Exercise prompt
Within the data below, copy each line where the string "sympathetic" is found.

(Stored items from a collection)
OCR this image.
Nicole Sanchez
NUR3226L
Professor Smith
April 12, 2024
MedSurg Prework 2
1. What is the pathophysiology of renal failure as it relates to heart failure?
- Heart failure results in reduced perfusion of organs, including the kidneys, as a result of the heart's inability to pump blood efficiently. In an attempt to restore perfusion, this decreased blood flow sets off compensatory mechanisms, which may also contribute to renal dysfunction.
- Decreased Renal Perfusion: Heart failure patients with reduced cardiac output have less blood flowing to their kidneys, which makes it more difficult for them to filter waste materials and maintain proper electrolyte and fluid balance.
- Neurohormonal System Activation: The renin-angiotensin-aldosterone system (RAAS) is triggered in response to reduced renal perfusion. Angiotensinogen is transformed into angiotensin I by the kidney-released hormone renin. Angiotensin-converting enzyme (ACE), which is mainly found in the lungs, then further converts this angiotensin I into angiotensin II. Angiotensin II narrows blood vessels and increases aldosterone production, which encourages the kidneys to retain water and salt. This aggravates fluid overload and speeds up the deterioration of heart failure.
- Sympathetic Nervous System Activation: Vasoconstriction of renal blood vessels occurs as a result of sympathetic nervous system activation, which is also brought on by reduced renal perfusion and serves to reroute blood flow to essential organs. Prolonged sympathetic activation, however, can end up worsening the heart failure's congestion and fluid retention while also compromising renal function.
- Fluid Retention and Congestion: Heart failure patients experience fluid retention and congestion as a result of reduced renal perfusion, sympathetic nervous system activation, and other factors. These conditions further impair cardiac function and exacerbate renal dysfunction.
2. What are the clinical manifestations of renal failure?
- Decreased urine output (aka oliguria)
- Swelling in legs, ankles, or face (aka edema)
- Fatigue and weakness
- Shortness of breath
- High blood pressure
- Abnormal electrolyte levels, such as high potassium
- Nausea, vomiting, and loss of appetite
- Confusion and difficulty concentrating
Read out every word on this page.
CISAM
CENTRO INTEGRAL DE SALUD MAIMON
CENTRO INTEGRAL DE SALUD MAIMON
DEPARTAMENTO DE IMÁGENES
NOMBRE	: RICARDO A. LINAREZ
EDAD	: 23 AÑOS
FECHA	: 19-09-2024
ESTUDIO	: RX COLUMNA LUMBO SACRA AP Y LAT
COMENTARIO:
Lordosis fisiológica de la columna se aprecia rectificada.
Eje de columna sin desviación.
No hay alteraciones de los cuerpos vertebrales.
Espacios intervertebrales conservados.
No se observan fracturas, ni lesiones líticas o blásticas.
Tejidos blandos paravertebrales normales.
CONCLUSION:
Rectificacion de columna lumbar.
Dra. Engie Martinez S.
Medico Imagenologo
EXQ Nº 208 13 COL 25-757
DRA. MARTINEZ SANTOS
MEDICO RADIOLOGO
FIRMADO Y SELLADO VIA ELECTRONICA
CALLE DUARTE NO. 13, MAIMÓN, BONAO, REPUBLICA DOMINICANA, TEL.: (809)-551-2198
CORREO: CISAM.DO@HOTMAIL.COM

Worked solution
- Sympathetic Nervous System Activation: Vasoconstriction of renal blood vessels occurs as a result of sympathetic nervous system activation, which is also brought on by reduced renal perfusion and serves to reroute blood flow to essential organs. Prolonged sympathetic activation, however, can end up worsening the heart failure's congestion and fluid retention while also compromising renal function.
- Fluid Retention and Congestion: Heart failure patients experience fluid retention and congestion as a result of reduced renal perfusion, sympathetic nervous system activation, and other factors. These conditions further impair cardiac function and exacerbate renal dysfunction.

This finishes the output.